Given exercise – Copy out every line that contains the word "document".
::: Data rows :::
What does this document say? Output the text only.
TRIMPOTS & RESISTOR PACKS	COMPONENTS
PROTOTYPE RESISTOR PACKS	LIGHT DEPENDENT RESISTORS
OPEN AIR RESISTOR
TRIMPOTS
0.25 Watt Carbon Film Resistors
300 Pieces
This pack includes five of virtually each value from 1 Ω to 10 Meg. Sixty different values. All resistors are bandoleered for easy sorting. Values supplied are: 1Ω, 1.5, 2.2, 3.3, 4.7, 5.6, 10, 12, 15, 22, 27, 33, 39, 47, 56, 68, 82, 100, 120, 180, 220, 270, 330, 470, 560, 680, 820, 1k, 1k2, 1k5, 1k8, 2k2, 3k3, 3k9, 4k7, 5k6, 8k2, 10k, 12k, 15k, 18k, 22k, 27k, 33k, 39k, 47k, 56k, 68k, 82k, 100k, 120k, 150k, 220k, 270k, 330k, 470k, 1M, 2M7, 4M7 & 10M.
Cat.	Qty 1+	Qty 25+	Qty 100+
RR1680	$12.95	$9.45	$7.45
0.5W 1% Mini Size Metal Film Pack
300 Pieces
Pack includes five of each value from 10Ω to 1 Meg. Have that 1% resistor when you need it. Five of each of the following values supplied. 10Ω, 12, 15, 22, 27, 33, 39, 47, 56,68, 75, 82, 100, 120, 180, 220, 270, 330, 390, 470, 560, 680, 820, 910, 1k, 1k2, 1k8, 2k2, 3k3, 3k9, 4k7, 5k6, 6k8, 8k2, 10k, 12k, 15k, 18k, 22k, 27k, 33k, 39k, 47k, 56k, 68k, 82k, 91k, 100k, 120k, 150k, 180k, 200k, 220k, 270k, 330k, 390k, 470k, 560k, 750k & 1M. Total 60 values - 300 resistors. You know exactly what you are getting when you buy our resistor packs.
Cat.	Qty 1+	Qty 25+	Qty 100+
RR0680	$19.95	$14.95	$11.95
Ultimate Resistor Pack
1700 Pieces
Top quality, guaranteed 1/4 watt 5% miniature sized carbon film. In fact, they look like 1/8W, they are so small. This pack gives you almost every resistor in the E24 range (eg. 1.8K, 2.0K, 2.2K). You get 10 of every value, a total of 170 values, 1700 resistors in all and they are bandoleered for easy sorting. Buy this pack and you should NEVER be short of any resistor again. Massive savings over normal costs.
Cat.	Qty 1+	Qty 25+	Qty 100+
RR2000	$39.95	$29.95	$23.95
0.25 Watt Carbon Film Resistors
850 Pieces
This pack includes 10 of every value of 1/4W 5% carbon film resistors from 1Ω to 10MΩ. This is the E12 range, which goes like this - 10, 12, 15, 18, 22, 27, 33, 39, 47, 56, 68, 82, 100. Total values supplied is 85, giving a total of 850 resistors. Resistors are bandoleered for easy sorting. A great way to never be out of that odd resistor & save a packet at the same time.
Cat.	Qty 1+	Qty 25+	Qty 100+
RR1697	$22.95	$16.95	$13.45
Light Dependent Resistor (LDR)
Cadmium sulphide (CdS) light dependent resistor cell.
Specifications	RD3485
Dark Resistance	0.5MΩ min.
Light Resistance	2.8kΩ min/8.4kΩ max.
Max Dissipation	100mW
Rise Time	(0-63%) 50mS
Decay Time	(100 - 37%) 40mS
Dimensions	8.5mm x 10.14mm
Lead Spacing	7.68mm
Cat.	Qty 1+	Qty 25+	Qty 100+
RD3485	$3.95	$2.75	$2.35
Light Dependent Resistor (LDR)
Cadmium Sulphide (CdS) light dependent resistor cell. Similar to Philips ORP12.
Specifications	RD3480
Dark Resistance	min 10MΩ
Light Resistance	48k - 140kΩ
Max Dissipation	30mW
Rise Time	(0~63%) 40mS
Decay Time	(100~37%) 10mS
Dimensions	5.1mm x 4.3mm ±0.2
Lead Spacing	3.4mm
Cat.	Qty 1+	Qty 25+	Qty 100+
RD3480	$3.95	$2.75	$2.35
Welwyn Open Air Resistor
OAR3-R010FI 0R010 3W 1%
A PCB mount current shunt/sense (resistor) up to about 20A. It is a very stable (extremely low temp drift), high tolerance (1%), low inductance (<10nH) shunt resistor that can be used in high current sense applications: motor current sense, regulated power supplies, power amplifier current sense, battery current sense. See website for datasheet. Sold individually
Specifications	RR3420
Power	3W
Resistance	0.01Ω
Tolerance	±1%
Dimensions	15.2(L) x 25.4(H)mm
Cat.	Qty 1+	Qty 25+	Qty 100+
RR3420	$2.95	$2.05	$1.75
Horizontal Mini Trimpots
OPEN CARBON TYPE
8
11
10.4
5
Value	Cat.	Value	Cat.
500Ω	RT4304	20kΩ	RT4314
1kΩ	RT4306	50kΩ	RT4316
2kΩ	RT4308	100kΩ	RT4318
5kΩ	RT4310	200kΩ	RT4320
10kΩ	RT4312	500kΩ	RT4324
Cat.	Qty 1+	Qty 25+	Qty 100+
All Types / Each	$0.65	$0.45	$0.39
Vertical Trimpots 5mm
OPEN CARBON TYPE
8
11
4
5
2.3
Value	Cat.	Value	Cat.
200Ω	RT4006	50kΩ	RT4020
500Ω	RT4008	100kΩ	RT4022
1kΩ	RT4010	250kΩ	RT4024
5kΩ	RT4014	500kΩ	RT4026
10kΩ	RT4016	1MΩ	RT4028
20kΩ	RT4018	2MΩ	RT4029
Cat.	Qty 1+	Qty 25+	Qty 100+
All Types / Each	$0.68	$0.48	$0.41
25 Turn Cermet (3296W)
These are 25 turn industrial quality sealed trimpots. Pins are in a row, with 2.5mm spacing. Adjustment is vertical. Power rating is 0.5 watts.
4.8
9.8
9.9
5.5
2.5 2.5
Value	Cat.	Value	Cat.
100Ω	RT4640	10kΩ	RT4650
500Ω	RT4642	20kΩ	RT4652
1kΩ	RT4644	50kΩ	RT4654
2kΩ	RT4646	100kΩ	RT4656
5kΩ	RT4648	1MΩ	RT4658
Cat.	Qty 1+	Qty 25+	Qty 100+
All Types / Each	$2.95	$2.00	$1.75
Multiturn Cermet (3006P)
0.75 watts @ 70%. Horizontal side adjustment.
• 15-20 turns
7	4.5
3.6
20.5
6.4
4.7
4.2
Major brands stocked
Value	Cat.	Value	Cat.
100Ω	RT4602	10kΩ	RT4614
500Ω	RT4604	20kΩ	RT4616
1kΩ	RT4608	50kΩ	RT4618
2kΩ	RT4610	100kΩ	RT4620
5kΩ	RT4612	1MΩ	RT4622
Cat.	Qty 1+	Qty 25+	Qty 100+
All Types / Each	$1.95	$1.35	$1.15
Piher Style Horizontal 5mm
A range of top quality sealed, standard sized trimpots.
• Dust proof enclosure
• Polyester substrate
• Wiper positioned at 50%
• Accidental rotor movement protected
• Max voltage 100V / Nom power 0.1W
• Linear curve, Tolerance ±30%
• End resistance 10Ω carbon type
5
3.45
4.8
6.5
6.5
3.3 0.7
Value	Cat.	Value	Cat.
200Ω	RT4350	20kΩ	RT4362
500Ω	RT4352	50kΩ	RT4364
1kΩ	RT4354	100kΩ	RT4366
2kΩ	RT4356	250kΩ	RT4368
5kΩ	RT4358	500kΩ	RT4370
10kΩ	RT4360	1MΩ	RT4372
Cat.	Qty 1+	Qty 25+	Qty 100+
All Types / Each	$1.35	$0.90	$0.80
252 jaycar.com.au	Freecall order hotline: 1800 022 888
:::
::: Data rows :::
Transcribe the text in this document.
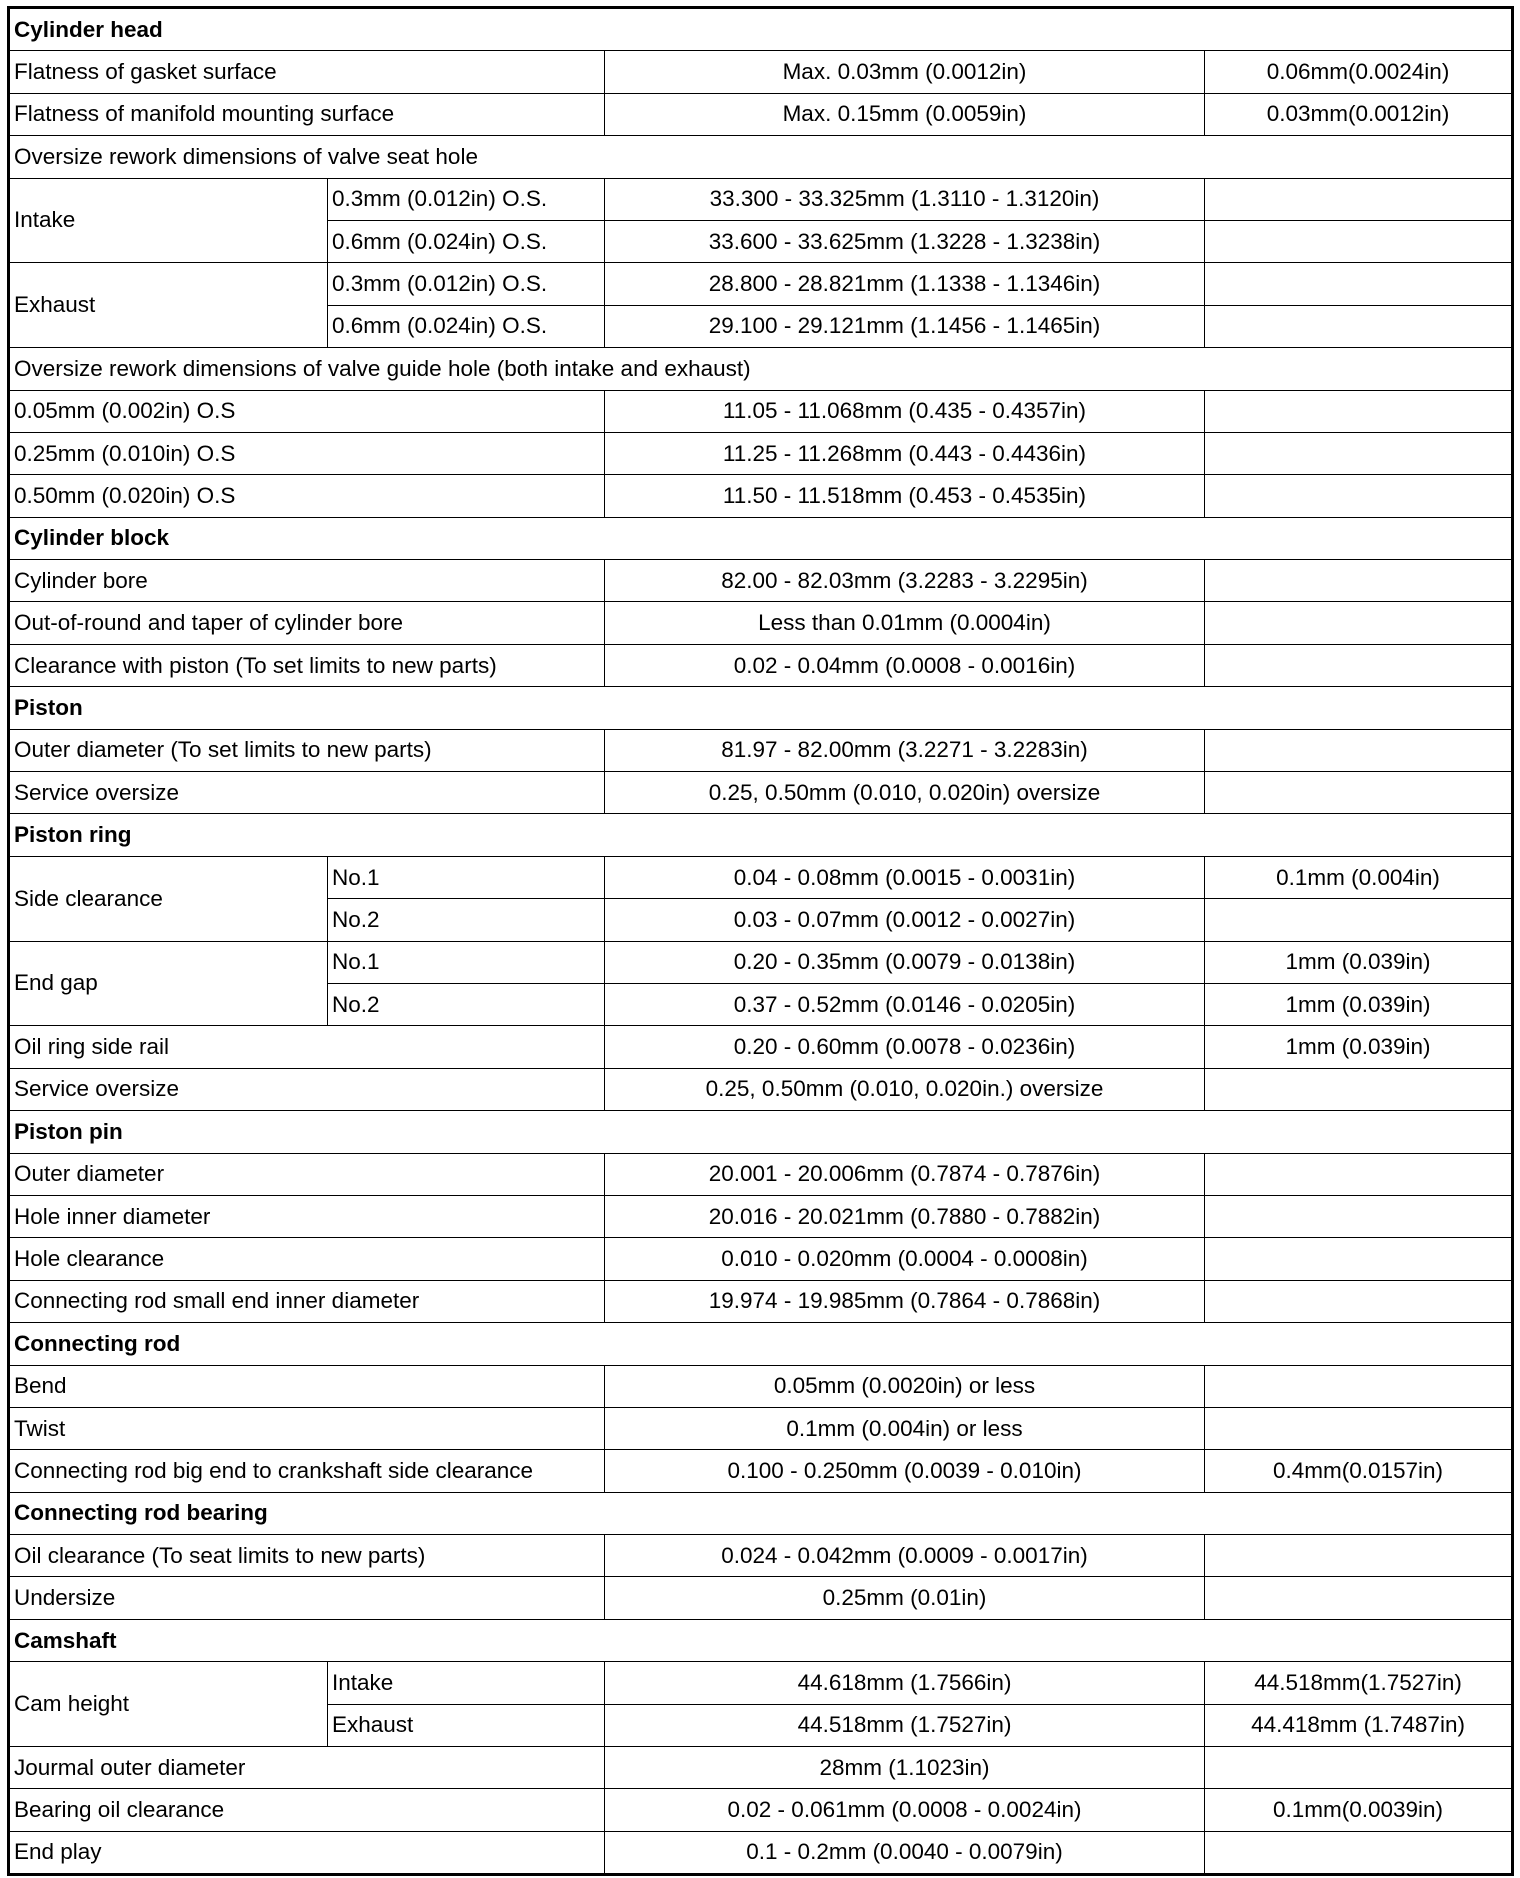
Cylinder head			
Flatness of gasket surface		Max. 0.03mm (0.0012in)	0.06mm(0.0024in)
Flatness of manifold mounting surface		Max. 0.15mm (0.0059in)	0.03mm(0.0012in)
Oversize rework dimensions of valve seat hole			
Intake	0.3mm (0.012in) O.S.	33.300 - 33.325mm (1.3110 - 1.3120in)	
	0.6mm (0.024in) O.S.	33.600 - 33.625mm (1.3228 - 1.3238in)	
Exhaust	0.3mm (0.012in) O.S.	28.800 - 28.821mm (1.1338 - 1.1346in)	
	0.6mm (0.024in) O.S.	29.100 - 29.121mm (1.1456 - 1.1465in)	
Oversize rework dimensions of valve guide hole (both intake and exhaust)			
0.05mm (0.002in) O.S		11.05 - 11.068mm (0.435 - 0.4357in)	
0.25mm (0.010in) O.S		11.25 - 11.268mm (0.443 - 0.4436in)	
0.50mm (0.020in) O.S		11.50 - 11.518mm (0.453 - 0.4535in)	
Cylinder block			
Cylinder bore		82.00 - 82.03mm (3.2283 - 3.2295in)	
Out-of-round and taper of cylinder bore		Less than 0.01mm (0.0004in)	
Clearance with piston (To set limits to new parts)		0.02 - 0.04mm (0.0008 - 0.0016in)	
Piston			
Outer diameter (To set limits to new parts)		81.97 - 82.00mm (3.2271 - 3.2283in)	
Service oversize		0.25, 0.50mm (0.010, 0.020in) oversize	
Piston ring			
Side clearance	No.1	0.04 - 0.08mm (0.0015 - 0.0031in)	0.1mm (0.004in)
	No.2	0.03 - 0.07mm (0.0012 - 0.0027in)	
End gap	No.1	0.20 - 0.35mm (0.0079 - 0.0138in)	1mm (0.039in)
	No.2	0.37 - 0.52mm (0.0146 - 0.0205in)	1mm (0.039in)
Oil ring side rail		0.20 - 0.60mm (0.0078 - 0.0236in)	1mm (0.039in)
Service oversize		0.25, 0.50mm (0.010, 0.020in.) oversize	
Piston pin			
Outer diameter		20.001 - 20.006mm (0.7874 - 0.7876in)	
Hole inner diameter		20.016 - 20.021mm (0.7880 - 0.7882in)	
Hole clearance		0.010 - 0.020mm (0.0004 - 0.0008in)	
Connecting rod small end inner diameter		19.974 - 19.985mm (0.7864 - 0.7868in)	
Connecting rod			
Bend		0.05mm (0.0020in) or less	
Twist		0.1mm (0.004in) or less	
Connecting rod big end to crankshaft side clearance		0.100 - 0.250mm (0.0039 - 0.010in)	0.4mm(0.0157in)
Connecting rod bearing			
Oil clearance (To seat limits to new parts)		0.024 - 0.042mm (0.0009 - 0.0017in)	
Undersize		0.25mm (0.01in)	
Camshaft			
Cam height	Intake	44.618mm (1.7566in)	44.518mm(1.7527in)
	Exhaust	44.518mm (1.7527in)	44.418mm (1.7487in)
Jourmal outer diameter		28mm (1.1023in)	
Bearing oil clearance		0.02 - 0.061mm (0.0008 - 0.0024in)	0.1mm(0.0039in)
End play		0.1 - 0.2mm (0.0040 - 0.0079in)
:::
Answer for the task –
What does this document say? Output the text only.
Transcribe the text in this document.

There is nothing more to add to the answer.